Le steak postal


A première vue, ce titre ne veut rien dire, n’est-ce pas?

Je vous en livre l’explication!

Hier, j’ai eu à faire pas mal de choses assez particulières, à savoir courriers à rédiger et tâches administratives diverses. Vient l’heure du déjeuner, préparatifs en ce sens avec retours de temps en temps sur les dossiers en cours. A un certain moment, bigre, plus de timbres, la levée des boites se fait à douze heures le samedi, ni une ni deux, je décide d’aller chercher les précieux passe-droits à une quelconque boutique. Le samedi, pour circuler à Chatillon mieux vaut avoir une bonne paire de chaussures où une bicyclette, car la ville est assiégée par la fête foraine temporaire de la Toussaint et le marché du samedi qui draine une population ponctuelle paralysante et indisciplinée.

Je termine donc les courriers et prépare les enveloppes, je descends au garage, j’enfourche la bête à deux roues et je file vers mon but, timbres et agence postale.

Tout se passe à merveille, j’évite les piétons qui monopolisent les rues, je double les voitures dont la vitesse moyenne doit être de 0.5 Km/H. Je fais mes achats, colle les précieux titres de transport de courrier et je file en zig-zag vers le bureau de poste où j’arrive, même pas essoufflé, je mets mes lettres dans la boite jaune et je reviens à la base. J’appelle l’ascenseur (avec le doigt imbécile), j’ouvre la porte de l’appartement et de suite je sens une odeur qui n’a rien de normale.
####################
* À faire:
1. Réécrivez plus brièvement le paragraphe du récit du steak postal qui commence par « Hier, j'ai eu à faire », en conservant ses faits principaux.
2. Dans le récit du steak postal, à quelle heure se fait la levée des boîtes le samedi ?
3. Poursuivez le récit du steak postal à partir de sa dernière phrase.
####################
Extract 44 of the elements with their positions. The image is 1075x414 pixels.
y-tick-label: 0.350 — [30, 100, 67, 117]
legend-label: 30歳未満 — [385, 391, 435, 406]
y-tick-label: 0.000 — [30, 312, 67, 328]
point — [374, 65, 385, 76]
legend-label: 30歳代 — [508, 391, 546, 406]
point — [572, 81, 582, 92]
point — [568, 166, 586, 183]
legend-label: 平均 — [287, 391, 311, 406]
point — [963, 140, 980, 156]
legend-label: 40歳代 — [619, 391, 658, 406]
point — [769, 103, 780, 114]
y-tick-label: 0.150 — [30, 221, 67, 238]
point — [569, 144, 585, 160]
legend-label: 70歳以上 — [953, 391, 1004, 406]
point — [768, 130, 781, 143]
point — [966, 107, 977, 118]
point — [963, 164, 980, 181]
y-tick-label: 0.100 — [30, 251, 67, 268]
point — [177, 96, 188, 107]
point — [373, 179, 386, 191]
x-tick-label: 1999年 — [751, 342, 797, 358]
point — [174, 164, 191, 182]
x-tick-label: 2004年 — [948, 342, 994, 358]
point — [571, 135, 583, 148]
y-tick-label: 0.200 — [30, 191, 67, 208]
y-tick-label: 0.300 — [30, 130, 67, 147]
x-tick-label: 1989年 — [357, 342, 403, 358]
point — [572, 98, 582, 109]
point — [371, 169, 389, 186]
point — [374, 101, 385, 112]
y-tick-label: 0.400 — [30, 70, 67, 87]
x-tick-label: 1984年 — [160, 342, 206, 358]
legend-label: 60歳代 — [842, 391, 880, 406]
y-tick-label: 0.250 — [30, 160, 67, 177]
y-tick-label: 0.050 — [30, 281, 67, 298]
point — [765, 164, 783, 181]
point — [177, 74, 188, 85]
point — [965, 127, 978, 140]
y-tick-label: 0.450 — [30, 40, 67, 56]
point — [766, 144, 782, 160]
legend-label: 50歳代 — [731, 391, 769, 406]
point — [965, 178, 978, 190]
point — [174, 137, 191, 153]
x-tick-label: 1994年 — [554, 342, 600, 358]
####################
* Réponses par tâche:
1. Hier, entre courriers et tâches administratives, je préparais le déjeuner quand j'ai constaté qu'il n'y avait plus de timbres. Comme la levée des boîtes a lieu à midi le samedi, j'ai décidé d'aller en acheter tout de suite. Or, le samedi, mieux vaut circuler à pied ou à vélo à Chatillon, car la fête foraine de la Toussaint et le marché y attirent une foule qui paralyse la ville.

2. À douze heures.

3.
Complétement destructuré par le suivi d’X choses à faire, j’avais commencer à élaborer un plat pourtant si simple, que j’ai oublié…

Un steak cuisait depuis quarante cinq minutes au moins, l’odeur prend la gorge, les yeux piquent, la lumière manque, j’avance sans visibilité vers une fenêtre, enfin, je suppose que la direction est bonne! Je tousse, je pleurs, je butte un tabouret, je cherche l’air frais et pur…

Croyez-moi si vous le voulez, le steak avait la taille d’un timbre poste, amusant non? La poêle, elle, est foutue…………

Aujourd’hui, j’ai encore pas mal d’administratif à faire, mais le courrier ne partira que mardi. Je peux donc aisément entreprendre la cuisson d’une blanquette où d’un cassoulet sans causer de catastrophe.